WRITTEN PROBLEM: Take every line that has the string "doanh" and copy it out.

RECORD EXTRACTS:
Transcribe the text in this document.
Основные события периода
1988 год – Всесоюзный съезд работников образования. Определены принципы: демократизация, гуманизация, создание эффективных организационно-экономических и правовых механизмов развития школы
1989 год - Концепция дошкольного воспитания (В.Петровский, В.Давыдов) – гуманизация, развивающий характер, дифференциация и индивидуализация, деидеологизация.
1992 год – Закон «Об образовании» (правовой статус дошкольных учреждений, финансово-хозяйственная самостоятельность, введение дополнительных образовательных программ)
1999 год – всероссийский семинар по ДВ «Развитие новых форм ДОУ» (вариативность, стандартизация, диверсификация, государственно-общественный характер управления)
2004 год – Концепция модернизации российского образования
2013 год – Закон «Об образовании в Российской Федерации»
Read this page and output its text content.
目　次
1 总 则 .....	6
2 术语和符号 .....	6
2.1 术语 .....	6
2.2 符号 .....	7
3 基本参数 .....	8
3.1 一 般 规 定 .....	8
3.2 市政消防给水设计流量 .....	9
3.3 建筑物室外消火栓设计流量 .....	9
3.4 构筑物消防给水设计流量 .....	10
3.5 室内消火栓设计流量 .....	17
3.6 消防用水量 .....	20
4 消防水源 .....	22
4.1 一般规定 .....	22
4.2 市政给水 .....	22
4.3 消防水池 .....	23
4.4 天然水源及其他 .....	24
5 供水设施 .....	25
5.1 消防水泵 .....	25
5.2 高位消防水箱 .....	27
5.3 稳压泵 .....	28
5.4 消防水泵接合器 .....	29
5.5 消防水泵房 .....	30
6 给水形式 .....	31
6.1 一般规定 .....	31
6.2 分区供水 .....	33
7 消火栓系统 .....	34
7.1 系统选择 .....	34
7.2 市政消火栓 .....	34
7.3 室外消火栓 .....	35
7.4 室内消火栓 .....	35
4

...

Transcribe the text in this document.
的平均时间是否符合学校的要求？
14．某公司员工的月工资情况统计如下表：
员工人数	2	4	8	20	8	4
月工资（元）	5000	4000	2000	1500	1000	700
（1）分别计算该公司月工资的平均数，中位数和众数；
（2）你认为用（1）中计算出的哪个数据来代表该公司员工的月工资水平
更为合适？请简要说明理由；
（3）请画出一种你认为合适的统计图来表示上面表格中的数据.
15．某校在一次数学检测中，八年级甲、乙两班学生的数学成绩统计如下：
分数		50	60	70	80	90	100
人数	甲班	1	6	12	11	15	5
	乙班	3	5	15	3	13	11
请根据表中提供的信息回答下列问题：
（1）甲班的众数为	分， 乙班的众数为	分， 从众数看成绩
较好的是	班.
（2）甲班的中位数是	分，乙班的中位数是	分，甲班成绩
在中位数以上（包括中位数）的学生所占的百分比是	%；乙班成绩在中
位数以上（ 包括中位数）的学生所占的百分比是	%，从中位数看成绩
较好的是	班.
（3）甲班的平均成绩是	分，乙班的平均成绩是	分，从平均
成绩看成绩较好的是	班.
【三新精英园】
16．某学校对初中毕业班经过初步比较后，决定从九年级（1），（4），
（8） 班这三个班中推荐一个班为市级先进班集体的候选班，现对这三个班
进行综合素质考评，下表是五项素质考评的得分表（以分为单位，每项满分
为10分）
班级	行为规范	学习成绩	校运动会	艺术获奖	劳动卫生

* * *

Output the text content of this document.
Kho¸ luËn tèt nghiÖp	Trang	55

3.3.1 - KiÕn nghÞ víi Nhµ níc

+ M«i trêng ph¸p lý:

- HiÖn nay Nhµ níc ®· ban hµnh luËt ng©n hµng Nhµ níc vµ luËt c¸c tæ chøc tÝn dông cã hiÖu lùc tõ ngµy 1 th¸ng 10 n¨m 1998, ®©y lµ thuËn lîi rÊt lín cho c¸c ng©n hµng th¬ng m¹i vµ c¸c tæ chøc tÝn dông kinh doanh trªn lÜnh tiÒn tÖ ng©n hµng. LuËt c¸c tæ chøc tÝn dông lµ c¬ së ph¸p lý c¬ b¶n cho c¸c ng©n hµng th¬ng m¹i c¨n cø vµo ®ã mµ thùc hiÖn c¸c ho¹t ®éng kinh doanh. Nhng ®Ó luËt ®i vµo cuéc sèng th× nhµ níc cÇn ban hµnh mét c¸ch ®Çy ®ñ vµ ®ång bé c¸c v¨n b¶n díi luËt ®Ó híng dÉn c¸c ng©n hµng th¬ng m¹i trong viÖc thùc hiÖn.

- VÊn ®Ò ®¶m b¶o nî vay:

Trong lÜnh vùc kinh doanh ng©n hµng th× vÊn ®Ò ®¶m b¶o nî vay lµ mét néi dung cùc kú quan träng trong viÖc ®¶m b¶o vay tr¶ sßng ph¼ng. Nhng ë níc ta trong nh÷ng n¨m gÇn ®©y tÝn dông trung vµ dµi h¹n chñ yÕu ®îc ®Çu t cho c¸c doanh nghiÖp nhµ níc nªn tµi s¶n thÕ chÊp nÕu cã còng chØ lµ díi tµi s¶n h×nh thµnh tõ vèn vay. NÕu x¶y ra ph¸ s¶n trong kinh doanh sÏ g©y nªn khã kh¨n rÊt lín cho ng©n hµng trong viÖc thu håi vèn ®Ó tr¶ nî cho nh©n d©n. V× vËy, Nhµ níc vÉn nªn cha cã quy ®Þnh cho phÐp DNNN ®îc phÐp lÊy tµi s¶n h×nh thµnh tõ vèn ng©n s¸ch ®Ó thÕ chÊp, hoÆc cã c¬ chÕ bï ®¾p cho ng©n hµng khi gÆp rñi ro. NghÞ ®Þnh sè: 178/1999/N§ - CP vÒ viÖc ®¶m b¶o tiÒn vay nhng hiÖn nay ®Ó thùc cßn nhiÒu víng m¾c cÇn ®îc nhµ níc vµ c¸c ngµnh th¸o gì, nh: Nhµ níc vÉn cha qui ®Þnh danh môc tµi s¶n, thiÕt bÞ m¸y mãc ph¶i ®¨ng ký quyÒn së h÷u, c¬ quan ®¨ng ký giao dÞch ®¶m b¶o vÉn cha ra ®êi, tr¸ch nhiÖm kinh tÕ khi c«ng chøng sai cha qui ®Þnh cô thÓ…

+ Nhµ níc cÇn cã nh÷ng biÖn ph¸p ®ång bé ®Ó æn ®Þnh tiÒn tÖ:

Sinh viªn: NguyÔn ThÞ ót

FINAL RESULT:
- HiÖn nay Nhµ níc ®· ban hµnh luËt ng©n hµng Nhµ níc vµ luËt c¸c tæ chøc tÝn dông cã hiÖu lùc tõ ngµy 1 th¸ng 10 n¨m 1998, ®©y lµ thuËn lîi rÊt lín cho c¸c ng©n hµng th¬ng m¹i vµ c¸c tæ chøc tÝn dông kinh doanh trªn lÜnh tiÒn tÖ ng©n hµng. LuËt c¸c tæ chøc tÝn dông lµ c¬ së ph¸p lý c¬ b¶n cho c¸c ng©n hµng th¬ng m¹i c¨n cø vµo ®ã mµ thùc hiÖn c¸c ho¹t ®éng kinh doanh. Nhng ®Ó luËt ®i vµo cuéc sèng th× nhµ níc cÇn ban hµnh mét c¸ch ®Çy ®ñ vµ ®ång bé c¸c v¨n b¶n díi luËt ®Ó híng dÉn c¸c ng©n hµng th¬ng m¹i trong viÖc thùc hiÖn.
Trong lÜnh vùc kinh doanh ng©n hµng th× vÊn ®Ò ®¶m b¶o nî vay lµ mét néi dung cùc kú quan träng trong viÖc ®¶m b¶o vay tr¶ sßng ph¼ng. Nhng ë níc ta trong nh÷ng n¨m gÇn ®©y tÝn dông trung vµ dµi h¹n chñ yÕu ®îc ®Çu t cho c¸c doanh nghiÖp nhµ níc nªn tµi s¶n thÕ chÊp nÕu cã còng chØ lµ díi tµi s¶n h×nh thµnh tõ vèn vay. NÕu x¶y ra ph¸ s¶n trong kinh doanh sÏ g©y nªn khã kh¨n rÊt lín cho ng©n hµng trong viÖc thu håi vèn ®Ó tr¶ nî cho nh©n d©n. V× vËy, Nhµ níc vÉn nªn cha cã quy ®Þnh cho phÐp DNNN ®îc phÐp lÊy tµi s¶n h×nh thµnh tõ vèn ng©n s¸ch ®Ó thÕ chÊp, hoÆc cã c¬ chÕ bï ®¾p cho ng©n hµng khi gÆp rñi ro. NghÞ ®Þnh sè: 178/1999/N§ - CP vÒ viÖc ®¶m b¶o tiÒn vay nhng hiÖn nay ®Ó thùc cßn nhiÒu víng m¾c cÇn ®îc nhµ níc vµ c¸c ngµnh th¸o gì, nh: Nhµ níc vÉn cha qui ®Þnh danh môc tµi s¶n, thiÕt bÞ m¸y mãc ph¶i ®¨ng ký quyÒn së h÷u, c¬ quan ®¨ng ký giao dÞch ®¶m b¶o vÉn cha ra ®êi, tr¸ch nhiÖm kinh tÕ khi c«ng chøng sai cha qui ®Þnh cô thÓ…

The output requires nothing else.